'''
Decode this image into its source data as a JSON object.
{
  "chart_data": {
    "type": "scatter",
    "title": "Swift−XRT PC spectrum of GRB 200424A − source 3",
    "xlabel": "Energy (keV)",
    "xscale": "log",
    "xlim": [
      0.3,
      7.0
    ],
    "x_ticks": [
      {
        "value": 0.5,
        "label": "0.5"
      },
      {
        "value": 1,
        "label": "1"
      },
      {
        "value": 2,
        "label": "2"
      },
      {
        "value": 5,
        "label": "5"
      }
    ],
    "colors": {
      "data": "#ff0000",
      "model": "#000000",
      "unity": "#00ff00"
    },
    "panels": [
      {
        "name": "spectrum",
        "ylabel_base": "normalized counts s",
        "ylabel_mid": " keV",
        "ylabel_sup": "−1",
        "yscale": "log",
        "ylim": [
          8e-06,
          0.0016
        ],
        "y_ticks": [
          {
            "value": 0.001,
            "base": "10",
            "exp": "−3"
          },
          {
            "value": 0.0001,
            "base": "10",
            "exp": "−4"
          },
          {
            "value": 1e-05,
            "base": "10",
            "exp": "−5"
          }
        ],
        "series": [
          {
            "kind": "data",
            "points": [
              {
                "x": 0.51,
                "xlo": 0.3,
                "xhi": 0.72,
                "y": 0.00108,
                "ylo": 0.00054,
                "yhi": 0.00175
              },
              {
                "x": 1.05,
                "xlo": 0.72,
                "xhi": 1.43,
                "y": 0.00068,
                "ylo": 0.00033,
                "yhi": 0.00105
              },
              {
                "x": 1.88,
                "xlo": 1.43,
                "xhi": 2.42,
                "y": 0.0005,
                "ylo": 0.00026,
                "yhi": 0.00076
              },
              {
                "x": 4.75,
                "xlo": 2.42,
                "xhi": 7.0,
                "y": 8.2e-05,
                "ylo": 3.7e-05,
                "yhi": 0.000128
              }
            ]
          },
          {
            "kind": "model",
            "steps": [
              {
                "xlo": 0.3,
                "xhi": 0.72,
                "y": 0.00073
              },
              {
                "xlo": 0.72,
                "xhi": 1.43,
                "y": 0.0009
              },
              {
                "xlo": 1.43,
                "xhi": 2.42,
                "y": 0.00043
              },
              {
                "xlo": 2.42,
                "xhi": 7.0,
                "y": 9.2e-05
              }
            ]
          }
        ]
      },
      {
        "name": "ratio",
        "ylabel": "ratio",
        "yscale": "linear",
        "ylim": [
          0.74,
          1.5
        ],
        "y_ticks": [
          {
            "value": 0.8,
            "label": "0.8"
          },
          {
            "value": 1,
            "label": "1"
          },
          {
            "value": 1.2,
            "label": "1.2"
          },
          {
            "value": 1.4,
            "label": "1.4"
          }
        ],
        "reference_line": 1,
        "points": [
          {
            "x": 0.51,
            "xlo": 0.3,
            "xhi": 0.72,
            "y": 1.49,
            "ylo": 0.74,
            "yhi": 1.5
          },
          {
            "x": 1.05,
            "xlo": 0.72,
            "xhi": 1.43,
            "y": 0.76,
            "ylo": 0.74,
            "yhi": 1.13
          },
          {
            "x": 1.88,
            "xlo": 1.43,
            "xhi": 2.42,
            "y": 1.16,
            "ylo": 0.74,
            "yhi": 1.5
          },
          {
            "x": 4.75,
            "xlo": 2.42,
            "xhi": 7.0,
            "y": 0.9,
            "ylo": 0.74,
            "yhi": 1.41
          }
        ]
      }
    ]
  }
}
'''
◆ DIRECTIONS ◆
Reproduce the entries above in full, verbatim.

◆ EXERCISE RESPONSE ◆
Decode this image into its source data as a JSON object.
{
  "chart_data": {
    "type": "scatter",
    "title": "Swift−XRT PC spectrum of GRB 200424A − source 3",
    "xlabel": "Energy (keV)",
    "xscale": "log",
    "xlim": [
      0.3,
      7.0
    ],
    "x_ticks": [
      {
        "value": 0.5,
        "label": "0.5"
      },
      {
        "value": 1,
        "label": "1"
      },
      {
        "value": 2,
        "label": "2"
      },
      {
        "value": 5,
        "label": "5"
      }
    ],
    "colors": {
      "data": "#ff0000",
      "model": "#000000",
      "unity": "#00ff00"
    },
    "panels": [
      {
        "name": "spectrum",
        "ylabel_base": "normalized counts s",
        "ylabel_mid": " keV",
        "ylabel_sup": "−1",
        "yscale": "log",
        "ylim": [
          8e-06,
          0.0016
        ],
        "y_ticks": [
          {
            "value": 0.001,
            "base": "10",
            "exp": "−3"
          },
          {
            "value": 0.0001,
            "base": "10",
            "exp": "−4"
          },
          {
            "value": 1e-05,
            "base": "10",
            "exp": "−5"
          }
        ],
        "series": [
          {
            "kind": "data",
            "points": [
              {
                "x": 0.51,
                "xlo": 0.3,
                "xhi": 0.72,
                "y": 0.00108,
                "ylo": 0.00054,
                "yhi": 0.00175
              },
              {
                "x": 1.05,
                "xlo": 0.72,
                "xhi": 1.43,
                "y": 0.00068,
                "ylo": 0.00033,
                "yhi": 0.00105
              },
              {
                "x": 1.88,
                "xlo": 1.43,
                "xhi": 2.42,
                "y": 0.0005,
                "ylo": 0.00026,
                "yhi": 0.00076
              },
              {
                "x": 4.75,
                "xlo": 2.42,
                "xhi": 7.0,
                "y": 8.2e-05,
                "ylo": 3.7e-05,
                "yhi": 0.000128
              }
            ]
          },
          {
            "kind": "model",
            "steps": [
              {
                "xlo": 0.3,
                "xhi": 0.72,
                "y": 0.00073
              },
              {
                "xlo": 0.72,
                "xhi": 1.43,
                "y": 0.0009
              },
              {
                "xlo": 1.43,
                "xhi": 2.42,
                "y": 0.00043
              },
              {
                "xlo": 2.42,
                "xhi": 7.0,
                "y": 9.2e-05
              }
            ]
          }
        ]
      },
      {
        "name": "ratio",
        "ylabel": "ratio",
        "yscale": "linear",
        "ylim": [
          0.74,
          1.5
        ],
        "y_ticks": [
          {
            "value": 0.8,
            "label": "0.8"
          },
          {
            "value": 1,
            "label": "1"
          },
          {
            "value": 1.2,
            "label": "1.2"
          },
          {
            "value": 1.4,
            "label": "1.4"
          }
        ],
        "reference_line": 1,
        "points": [
          {
            "x": 0.51,
            "xlo": 0.3,
            "xhi": 0.72,
            "y": 1.49,
            "ylo": 0.74,
            "yhi": 1.5
          },
          {
            "x": 1.05,
            "xlo": 0.72,
            "xhi": 1.43,
            "y": 0.76,
            "ylo": 0.74,
            "yhi": 1.13
          },
          {
            "x": 1.88,
            "xlo": 1.43,
            "xhi": 2.42,
            "y": 1.16,
            "ylo": 0.74,
            "yhi": 1.5
          },
          {
            "x": 4.75,
            "xlo": 2.42,
            "xhi": 7.0,
            "y": 0.9,
            "ylo": 0.74,
            "yhi": 1.41
          }
        ]
      }
    ]
  }
}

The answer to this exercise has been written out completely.